Starting with the line that holds "Parse this screenshot: output", copy out each remaining line of the listing below, up to and including the last one, and include nothing else.

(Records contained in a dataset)

★ ★ ★ ★ ★ ★ ★

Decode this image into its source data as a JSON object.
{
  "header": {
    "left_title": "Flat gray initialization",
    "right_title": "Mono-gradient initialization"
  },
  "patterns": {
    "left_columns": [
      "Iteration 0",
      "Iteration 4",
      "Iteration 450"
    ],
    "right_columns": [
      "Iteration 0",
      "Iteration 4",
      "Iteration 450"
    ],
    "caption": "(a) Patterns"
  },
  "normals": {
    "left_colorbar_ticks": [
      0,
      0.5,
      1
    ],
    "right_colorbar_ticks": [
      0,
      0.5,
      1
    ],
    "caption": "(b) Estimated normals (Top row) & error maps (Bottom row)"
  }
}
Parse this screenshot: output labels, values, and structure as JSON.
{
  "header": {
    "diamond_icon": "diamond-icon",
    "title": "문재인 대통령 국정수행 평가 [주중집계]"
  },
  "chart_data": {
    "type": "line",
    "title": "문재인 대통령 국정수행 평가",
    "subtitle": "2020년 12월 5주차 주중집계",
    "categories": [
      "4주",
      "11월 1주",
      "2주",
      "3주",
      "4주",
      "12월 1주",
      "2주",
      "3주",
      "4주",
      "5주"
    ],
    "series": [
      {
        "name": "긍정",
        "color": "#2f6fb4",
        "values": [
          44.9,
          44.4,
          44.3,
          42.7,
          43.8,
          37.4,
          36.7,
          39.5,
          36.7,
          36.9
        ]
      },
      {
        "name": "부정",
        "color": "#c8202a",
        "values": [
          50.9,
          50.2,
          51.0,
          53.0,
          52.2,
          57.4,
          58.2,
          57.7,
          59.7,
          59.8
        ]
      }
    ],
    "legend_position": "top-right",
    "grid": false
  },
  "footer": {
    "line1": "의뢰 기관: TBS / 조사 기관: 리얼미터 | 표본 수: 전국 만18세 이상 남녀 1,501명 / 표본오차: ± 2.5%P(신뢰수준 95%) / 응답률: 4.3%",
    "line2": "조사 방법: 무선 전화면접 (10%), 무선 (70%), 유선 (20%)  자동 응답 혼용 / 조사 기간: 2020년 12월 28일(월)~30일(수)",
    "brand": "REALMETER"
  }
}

★ ★ ★ ★ ★ ★ ★

## [SOLUTION TO THE EXERCISE]
Parse this screenshot: output labels, values, and structure as JSON.
{
  "header": {
    "diamond_icon": "diamond-icon",
    "title": "문재인 대통령 국정수행 평가 [주중집계]"
  },
  "chart_data": {
    "type": "line",
    "title": "문재인 대통령 국정수행 평가",
    "subtitle": "2020년 12월 5주차 주중집계",
    "categories": [
      "4주",
      "11월 1주",
      "2주",
      "3주",
      "4주",
      "12월 1주",
      "2주",
      "3주",
      "4주",
      "5주"
    ],
    "series": [
      {
        "name": "긍정",
        "color": "#2f6fb4",
        "values": [
          44.9,
          44.4,
          44.3,
          42.7,
          43.8,
          37.4,
          36.7,
          39.5,
          36.7,
          36.9
        ]
      },
      {
        "name": "부정",
        "color": "#c8202a",
        "values": [
          50.9,
          50.2,
          51.0,
          53.0,
          52.2,
          57.4,
          58.2,
          57.7,
          59.7,
          59.8
        ]
      }
    ],
    "legend_position": "top-right",
    "grid": false
  },
  "footer": {
    "line1": "의뢰 기관: TBS / 조사 기관: 리얼미터 | 표본 수: 전국 만18세 이상 남녀 1,501명 / 표본오차: ± 2.5%P(신뢰수준 95%) / 응답률: 4.3%",
    "line2": "조사 방법: 무선 전화면접 (10%), 무선 (70%), 유선 (20%)  자동 응답 혼용 / 조사 기간: 2020년 12월 28일(월)~30일(수)",
    "brand": "REALMETER"
  }
}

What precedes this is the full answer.